_Problem details_
Leave out the pictures and copy everything else in the entries exactly.

_Records_
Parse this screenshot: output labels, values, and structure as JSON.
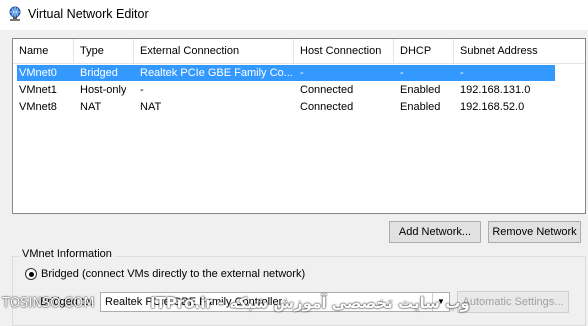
{
  "window": {
    "title": "Virtual Network Editor"
  },
  "table": {
    "columns": [
      "Name",
      "Type",
      "External Connection",
      "Host Connection",
      "DHCP",
      "Subnet Address"
    ],
    "rows": [
      {
        "name": "VMnet0",
        "type": "Bridged",
        "external": "Realtek PCIe GBE Family Co...",
        "host": "-",
        "dhcp": "-",
        "subnet": "-"
      },
      {
        "name": "VMnet1",
        "type": "Host-only",
        "external": "-",
        "host": "Connected",
        "dhcp": "Enabled",
        "subnet": "192.168.131.0"
      },
      {
        "name": "VMnet8",
        "type": "NAT",
        "external": "NAT",
        "host": "Connected",
        "dhcp": "Enabled",
        "subnet": "192.168.52.0"
      }
    ],
    "selected_row": 0,
    "selection_color": "#3399ff"
  },
  "buttons": {
    "add_network": "Add Network...",
    "remove_network": "Remove Network",
    "automatic_settings": "Automatic Settings..."
  },
  "vmnet_info": {
    "group_label": "VMnet Information",
    "bridged_radio_label": "Bridged (connect VMs directly to the external network)",
    "bridged_to_label": "Bridged to:",
    "bridged_to_value": "Realtek PCIe GBE Family Controller"
  },
  "watermark": {
    "left_text": "TOSINSO.COM",
    "right_text": "ITPro.ir - وب سایت تخصصی آموزش شبکه"
  },
  "icons": {
    "title_icon": "network-globe-icon",
    "combo_arrow": "chevron-down-icon"
  }
}
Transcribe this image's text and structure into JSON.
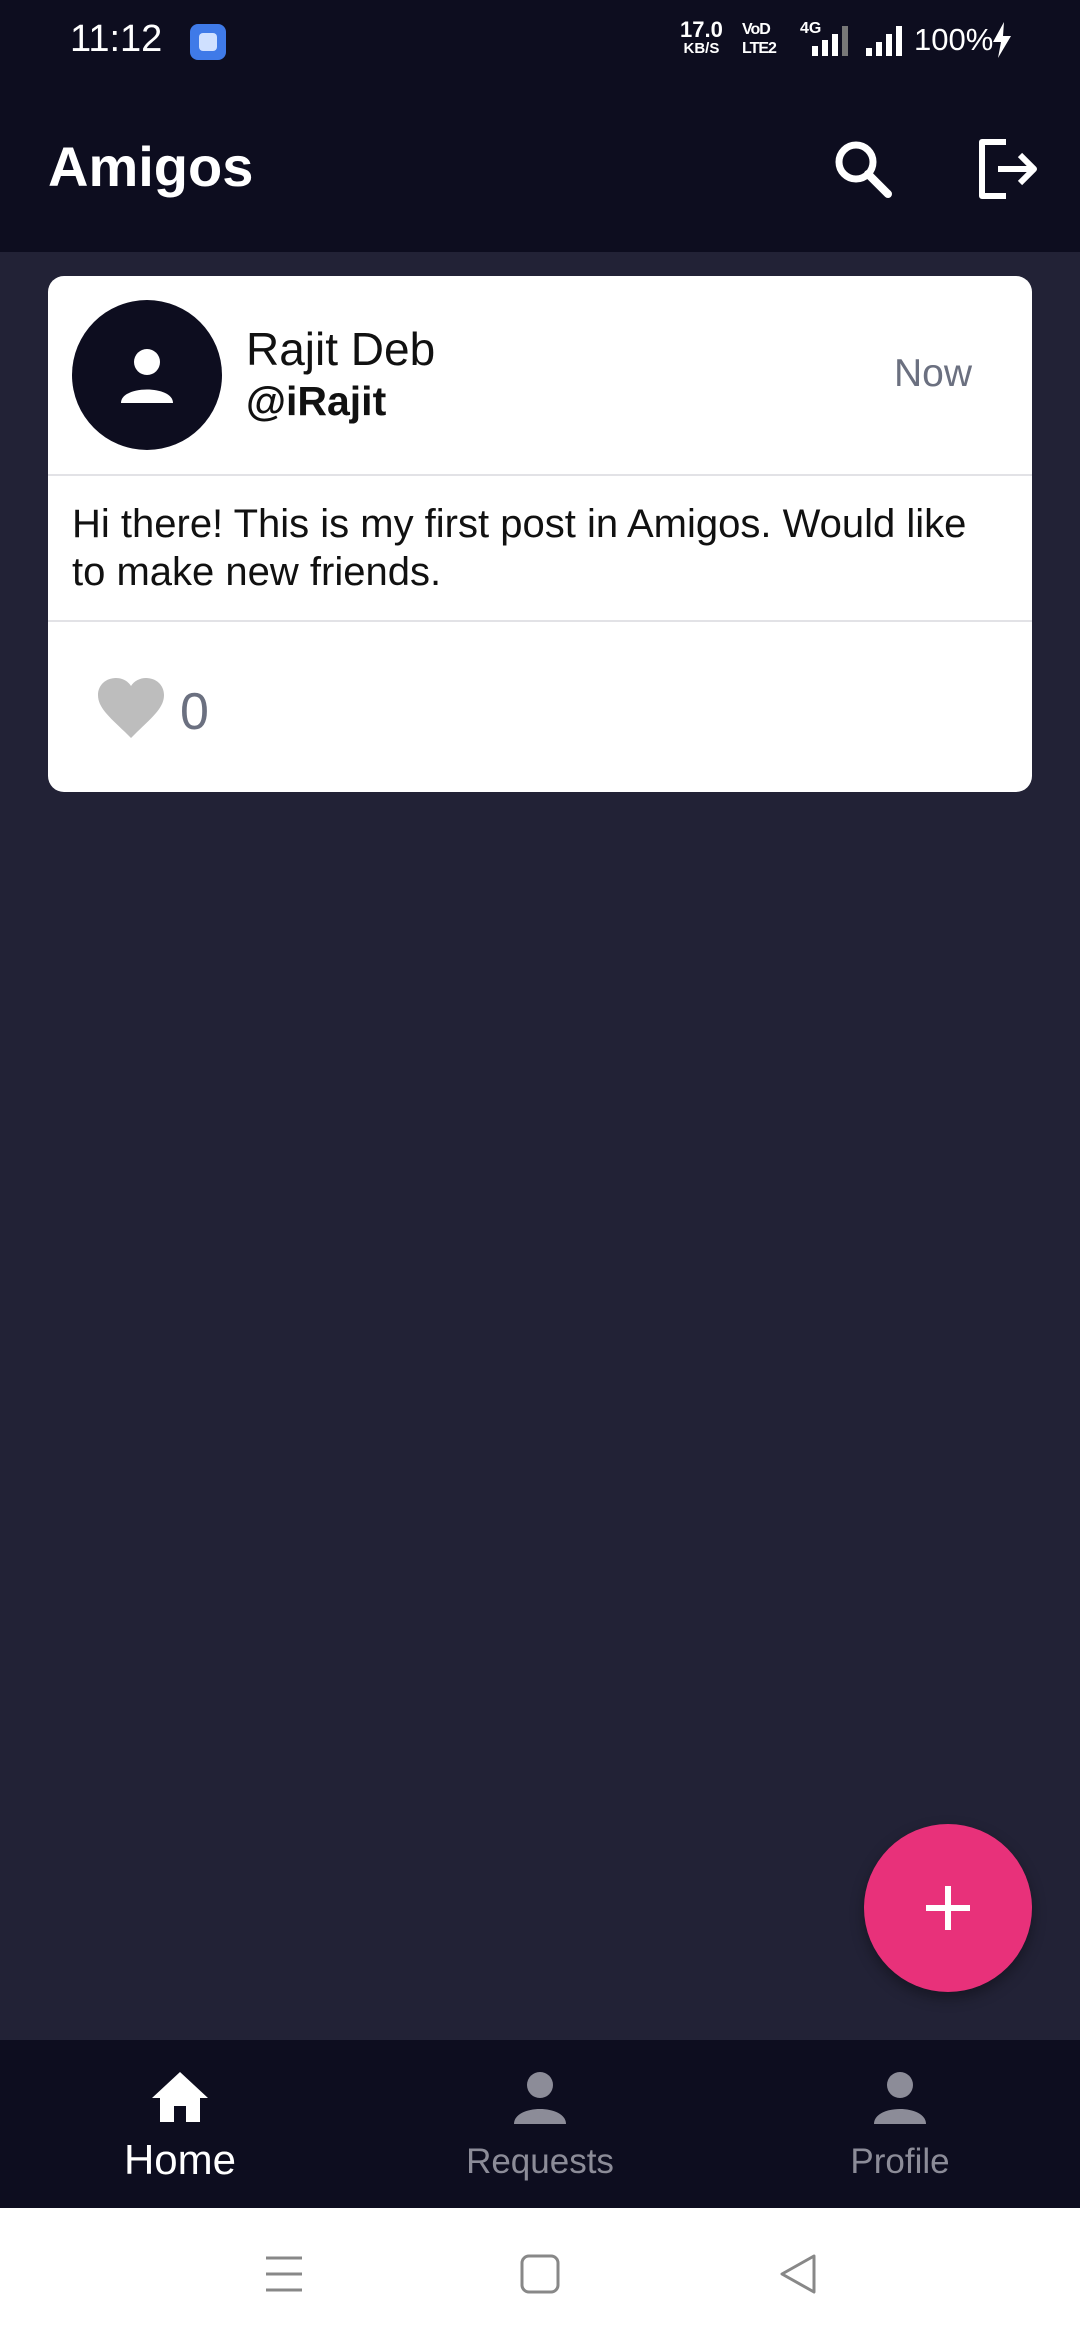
{
  "status_bar": {
    "time": "11:12",
    "net_speed_value": "17.0",
    "net_speed_unit": "KB/S",
    "volte_top": "VoD",
    "volte_bottom": "LTE2",
    "net_type": "4G",
    "battery": "100%"
  },
  "app_bar": {
    "title": "Amigos",
    "search_icon": "search-icon",
    "logout_icon": "logout-icon"
  },
  "post": {
    "author_name": "Rajit Deb",
    "author_handle": "@iRajit",
    "time": "Now",
    "body": "Hi there! This is my first post in Amigos. Would like to make new friends.",
    "like_count": "0"
  },
  "fab": {
    "icon": "plus-icon"
  },
  "bottom_nav": {
    "items": [
      {
        "label": "Home",
        "icon": "home-icon",
        "active": true
      },
      {
        "label": "Requests",
        "icon": "person-icon",
        "active": false
      },
      {
        "label": "Profile",
        "icon": "person-icon",
        "active": false
      }
    ]
  },
  "colors": {
    "background": "#222236",
    "bar": "#0d0d1f",
    "accent": "#e8317a",
    "card": "#ffffff",
    "muted": "#6b7080"
  }
}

_Response to this task_
Parse this screenshot: output labels, values, and structure as JSON.
{
  "window": {
    "title": "Virtual Network Editor"
  },
  "table": {
    "columns": [
      "Name",
      "Type",
      "External Connection",
      "Host Connection",
      "DHCP",
      "Subnet Address"
    ],
    "rows": [
      {
        "name": "VMnet0",
        "type": "Bridged",
        "external": "Realtek PCIe GBE Family Co...",
        "host": "-",
        "dhcp": "-",
        "subnet": "-"
      },
      {
        "name": "VMnet1",
        "type": "Host-only",
        "external": "-",
        "host": "Connected",
        "dhcp": "Enabled",
        "subnet": "192.168.131.0"
      },
      {
        "name": "VMnet8",
        "type": "NAT",
        "external": "NAT",
        "host": "Connected",
        "dhcp": "Enabled",
        "subnet": "192.168.52.0"
      }
    ],
    "selected_row": 0,
    "selection_color": "#3399ff"
  },
  "buttons": {
    "add_network": "Add Network...",
    "remove_network": "Remove Network",
    "automatic_settings": "Automatic Settings..."
  },
  "vmnet_info": {
    "group_label": "VMnet Information",
    "bridged_radio_label": "Bridged (connect VMs directly to the external network)",
    "bridged_to_label": "Bridged to:",
    "bridged_to_value": "Realtek PCIe GBE Family Controller"
  },
  "watermark": {
    "left_text": "TOSINSO.COM",
    "right_text": "ITPro.ir - وب سایت تخصصی آموزش شبکه"
  },
  "icons": {
    "title_icon": "network-globe-icon",
    "combo_arrow": "chevron-down-icon"
  }
}
Transcribe this image's text and structure into JSON.
{
  "status_bar": {
    "time": "11:12",
    "net_speed_value": "17.0",
    "net_speed_unit": "KB/S",
    "volte_top": "VoD",
    "volte_bottom": "LTE2",
    "net_type": "4G",
    "battery": "100%"
  },
  "app_bar": {
    "title": "Amigos",
    "search_icon": "search-icon",
    "logout_icon": "logout-icon"
  },
  "post": {
    "author_name": "Rajit Deb",
    "author_handle": "@iRajit",
    "time": "Now",
    "body": "Hi there! This is my first post in Amigos. Would like to make new friends.",
    "like_count": "0"
  },
  "fab": {
    "icon": "plus-icon"
  },
  "bottom_nav": {
    "items": [
      {
        "label": "Home",
        "icon": "home-icon",
        "active": true
      },
      {
        "label": "Requests",
        "icon": "person-icon",
        "active": false
      },
      {
        "label": "Profile",
        "icon": "person-icon",
        "active": false
      }
    ]
  },
  "colors": {
    "background": "#222236",
    "bar": "#0d0d1f",
    "accent": "#e8317a",
    "card": "#ffffff",
    "muted": "#6b7080"
  }
}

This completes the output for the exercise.